Your instructions
Write out the material exactly, without any of its pictures.

▼

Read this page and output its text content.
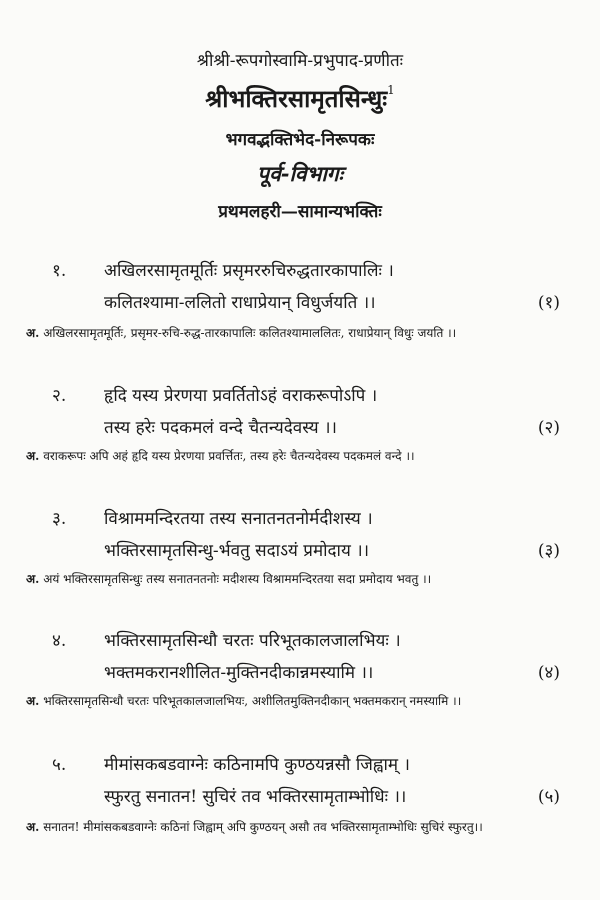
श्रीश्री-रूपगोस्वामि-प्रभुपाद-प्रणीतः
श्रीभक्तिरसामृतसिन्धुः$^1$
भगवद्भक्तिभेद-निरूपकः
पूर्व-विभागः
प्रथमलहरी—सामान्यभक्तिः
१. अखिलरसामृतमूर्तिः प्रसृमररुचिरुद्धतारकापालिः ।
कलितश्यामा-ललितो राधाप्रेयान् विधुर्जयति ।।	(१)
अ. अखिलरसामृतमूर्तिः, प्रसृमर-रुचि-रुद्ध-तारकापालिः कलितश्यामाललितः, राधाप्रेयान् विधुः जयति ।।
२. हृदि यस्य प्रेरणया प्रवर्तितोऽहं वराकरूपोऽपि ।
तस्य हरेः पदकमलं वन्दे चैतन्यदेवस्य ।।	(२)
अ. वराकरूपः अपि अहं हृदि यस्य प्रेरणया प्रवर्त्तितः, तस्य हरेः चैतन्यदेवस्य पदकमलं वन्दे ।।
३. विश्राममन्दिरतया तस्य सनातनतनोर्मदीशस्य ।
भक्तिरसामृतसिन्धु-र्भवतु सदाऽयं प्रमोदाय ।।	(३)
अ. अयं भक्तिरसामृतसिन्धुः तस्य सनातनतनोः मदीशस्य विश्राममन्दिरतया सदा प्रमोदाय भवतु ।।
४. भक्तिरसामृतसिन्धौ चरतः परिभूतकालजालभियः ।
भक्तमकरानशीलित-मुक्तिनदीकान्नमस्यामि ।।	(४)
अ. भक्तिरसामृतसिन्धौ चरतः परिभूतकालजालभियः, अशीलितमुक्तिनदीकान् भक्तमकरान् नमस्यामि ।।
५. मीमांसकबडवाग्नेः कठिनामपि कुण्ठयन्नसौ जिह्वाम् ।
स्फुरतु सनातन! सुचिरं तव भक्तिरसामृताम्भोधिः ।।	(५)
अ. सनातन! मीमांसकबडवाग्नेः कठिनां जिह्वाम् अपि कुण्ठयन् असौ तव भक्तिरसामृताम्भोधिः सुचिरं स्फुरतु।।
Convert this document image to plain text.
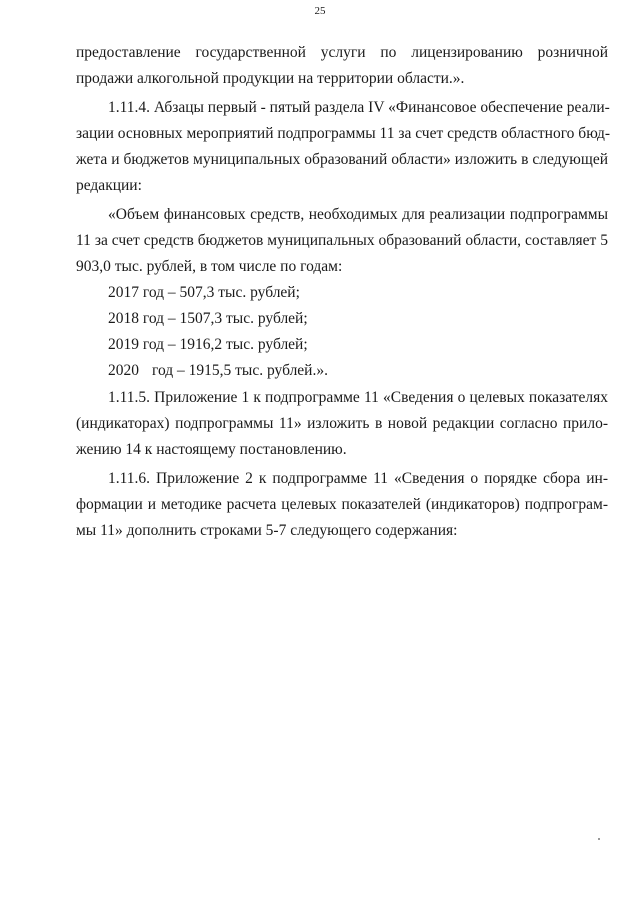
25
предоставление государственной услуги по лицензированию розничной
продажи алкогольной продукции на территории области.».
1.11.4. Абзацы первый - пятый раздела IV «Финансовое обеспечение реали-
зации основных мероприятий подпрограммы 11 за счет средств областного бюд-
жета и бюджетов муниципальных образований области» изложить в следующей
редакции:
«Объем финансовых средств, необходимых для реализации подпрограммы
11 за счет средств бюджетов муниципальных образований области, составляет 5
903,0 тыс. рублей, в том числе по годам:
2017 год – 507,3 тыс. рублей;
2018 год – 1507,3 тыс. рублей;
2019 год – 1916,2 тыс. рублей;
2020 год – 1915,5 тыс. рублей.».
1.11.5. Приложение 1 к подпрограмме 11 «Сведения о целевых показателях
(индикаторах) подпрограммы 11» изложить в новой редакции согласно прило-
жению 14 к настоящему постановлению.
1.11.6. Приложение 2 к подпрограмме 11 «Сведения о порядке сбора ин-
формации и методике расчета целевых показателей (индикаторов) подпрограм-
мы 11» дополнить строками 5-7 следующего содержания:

▲

Final result
Read this page and output its text content.
श्रीश्री-रूपगोस्वामि-प्रभुपाद-प्रणीतः
श्रीभक्तिरसामृतसिन्धुः$^1$
भगवद्भक्तिभेद-निरूपकः
पूर्व-विभागः
प्रथमलहरी—सामान्यभक्तिः
१. अखिलरसामृतमूर्तिः प्रसृमररुचिरुद्धतारकापालिः ।
कलितश्यामा-ललितो राधाप्रेयान् विधुर्जयति ।।	(१)
अ. अखिलरसामृतमूर्तिः, प्रसृमर-रुचि-रुद्ध-तारकापालिः कलितश्यामाललितः, राधाप्रेयान् विधुः जयति ।।
२. हृदि यस्य प्रेरणया प्रवर्तितोऽहं वराकरूपोऽपि ।
तस्य हरेः पदकमलं वन्दे चैतन्यदेवस्य ।।	(२)
अ. वराकरूपः अपि अहं हृदि यस्य प्रेरणया प्रवर्त्तितः, तस्य हरेः चैतन्यदेवस्य पदकमलं वन्दे ।।
३. विश्राममन्दिरतया तस्य सनातनतनोर्मदीशस्य ।
भक्तिरसामृतसिन्धु-र्भवतु सदाऽयं प्रमोदाय ।।	(३)
अ. अयं भक्तिरसामृतसिन्धुः तस्य सनातनतनोः मदीशस्य विश्राममन्दिरतया सदा प्रमोदाय भवतु ।।
४. भक्तिरसामृतसिन्धौ चरतः परिभूतकालजालभियः ।
भक्तमकरानशीलित-मुक्तिनदीकान्नमस्यामि ।।	(४)
अ. भक्तिरसामृतसिन्धौ चरतः परिभूतकालजालभियः, अशीलितमुक्तिनदीकान् भक्तमकरान् नमस्यामि ।।
५. मीमांसकबडवाग्नेः कठिनामपि कुण्ठयन्नसौ जिह्वाम् ।
स्फुरतु सनातन! सुचिरं तव भक्तिरसामृताम्भोधिः ।।	(५)
अ. सनातन! मीमांसकबडवाग्नेः कठिनां जिह्वाम् अपि कुण्ठयन् असौ तव भक्तिरसामृताम्भोधिः सुचिरं स्फुरतु।।
Convert this document image to plain text.
25
предоставление государственной услуги по лицензированию розничной
продажи алкогольной продукции на территории области.».
1.11.4. Абзацы первый - пятый раздела IV «Финансовое обеспечение реали-
зации основных мероприятий подпрограммы 11 за счет средств областного бюд-
жета и бюджетов муниципальных образований области» изложить в следующей
редакции:
«Объем финансовых средств, необходимых для реализации подпрограммы
11 за счет средств бюджетов муниципальных образований области, составляет 5
903,0 тыс. рублей, в том числе по годам:
2017 год – 507,3 тыс. рублей;
2018 год – 1507,3 тыс. рублей;
2019 год – 1916,2 тыс. рублей;
2020 год – 1915,5 тыс. рублей.».
1.11.5. Приложение 1 к подпрограмме 11 «Сведения о целевых показателях
(индикаторах) подпрограммы 11» изложить в новой редакции согласно прило-
жению 14 к настоящему постановлению.
1.11.6. Приложение 2 к подпрограмме 11 «Сведения о порядке сбора ин-
формации и методике расчета целевых показателей (индикаторов) подпрограм-
мы 11» дополнить строками 5-7 следующего содержания:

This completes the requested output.